● **The exercise**: Search the material below for the string "your" and extract each line that has it.

--- start of Items ---

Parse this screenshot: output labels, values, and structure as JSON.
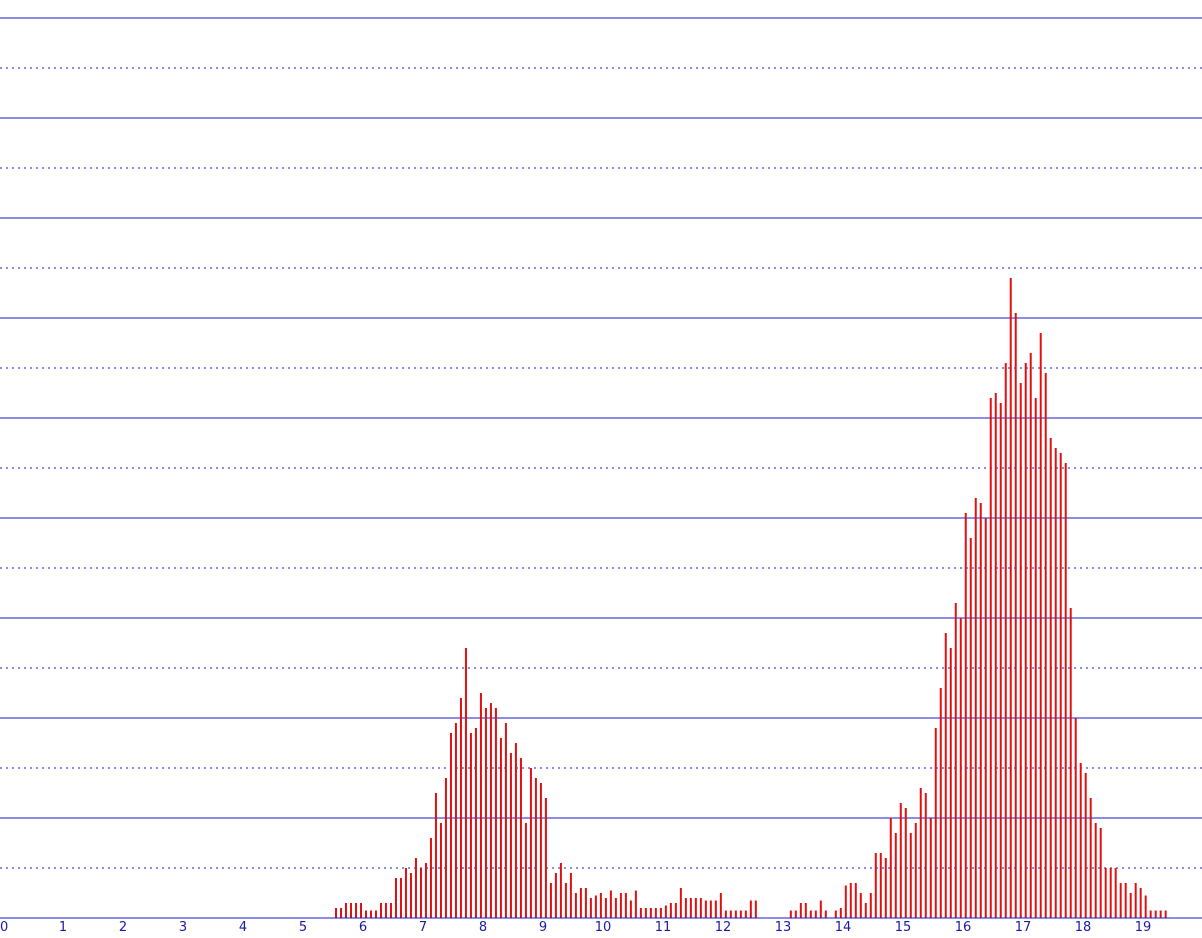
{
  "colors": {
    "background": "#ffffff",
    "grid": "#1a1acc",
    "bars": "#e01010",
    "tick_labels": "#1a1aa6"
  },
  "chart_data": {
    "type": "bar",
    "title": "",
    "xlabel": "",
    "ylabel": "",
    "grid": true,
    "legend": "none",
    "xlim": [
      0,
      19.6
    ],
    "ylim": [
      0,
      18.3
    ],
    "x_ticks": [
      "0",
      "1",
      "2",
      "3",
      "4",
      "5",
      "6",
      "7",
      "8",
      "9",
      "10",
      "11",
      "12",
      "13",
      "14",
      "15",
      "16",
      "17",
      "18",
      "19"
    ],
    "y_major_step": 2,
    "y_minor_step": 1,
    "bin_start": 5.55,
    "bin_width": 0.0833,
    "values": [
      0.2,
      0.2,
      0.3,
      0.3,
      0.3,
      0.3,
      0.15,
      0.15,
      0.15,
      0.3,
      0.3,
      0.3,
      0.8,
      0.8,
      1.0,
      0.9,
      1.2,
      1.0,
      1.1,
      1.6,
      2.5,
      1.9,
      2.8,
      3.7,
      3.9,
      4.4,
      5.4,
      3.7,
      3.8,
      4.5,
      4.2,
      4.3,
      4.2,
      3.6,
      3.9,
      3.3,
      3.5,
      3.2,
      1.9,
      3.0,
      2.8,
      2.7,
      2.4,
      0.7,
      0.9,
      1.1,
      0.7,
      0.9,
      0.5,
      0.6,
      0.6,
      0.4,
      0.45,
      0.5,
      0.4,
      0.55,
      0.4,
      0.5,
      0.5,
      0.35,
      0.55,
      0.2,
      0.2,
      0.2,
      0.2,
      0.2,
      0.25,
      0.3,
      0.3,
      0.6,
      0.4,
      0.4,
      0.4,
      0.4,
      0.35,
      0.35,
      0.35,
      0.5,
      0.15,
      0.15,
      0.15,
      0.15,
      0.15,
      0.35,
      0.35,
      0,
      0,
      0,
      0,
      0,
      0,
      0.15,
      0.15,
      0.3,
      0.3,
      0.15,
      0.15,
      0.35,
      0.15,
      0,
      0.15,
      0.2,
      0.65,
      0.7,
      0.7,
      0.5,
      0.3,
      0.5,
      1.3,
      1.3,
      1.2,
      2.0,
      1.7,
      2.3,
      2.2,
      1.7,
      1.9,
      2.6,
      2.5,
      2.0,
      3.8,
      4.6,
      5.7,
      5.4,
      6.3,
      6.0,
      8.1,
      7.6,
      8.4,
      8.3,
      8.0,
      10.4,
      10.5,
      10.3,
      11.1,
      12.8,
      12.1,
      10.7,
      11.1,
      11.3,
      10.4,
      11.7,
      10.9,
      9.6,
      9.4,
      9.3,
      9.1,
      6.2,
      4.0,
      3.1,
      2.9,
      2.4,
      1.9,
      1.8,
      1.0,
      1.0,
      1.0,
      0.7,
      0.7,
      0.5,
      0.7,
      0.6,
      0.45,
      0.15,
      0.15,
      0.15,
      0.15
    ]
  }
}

--- end of Items ---
--- start of Items ---

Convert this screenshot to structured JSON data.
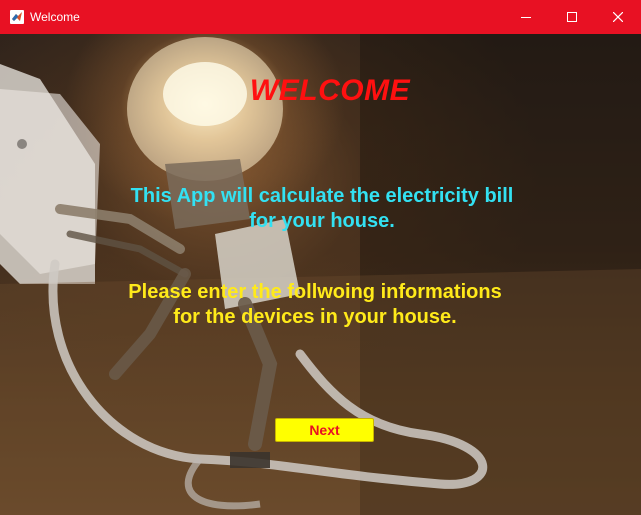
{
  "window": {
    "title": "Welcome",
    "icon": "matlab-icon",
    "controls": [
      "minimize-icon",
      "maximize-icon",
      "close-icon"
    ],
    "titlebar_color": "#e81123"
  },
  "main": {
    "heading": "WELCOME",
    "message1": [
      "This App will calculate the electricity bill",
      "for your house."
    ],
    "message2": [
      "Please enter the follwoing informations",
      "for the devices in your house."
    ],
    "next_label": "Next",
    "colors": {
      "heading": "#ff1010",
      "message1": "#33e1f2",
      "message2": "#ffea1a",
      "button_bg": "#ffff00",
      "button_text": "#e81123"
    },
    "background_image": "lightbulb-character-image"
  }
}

--- end of Items ---

● **Response**:
      "for your house."
      "for the devices in your house."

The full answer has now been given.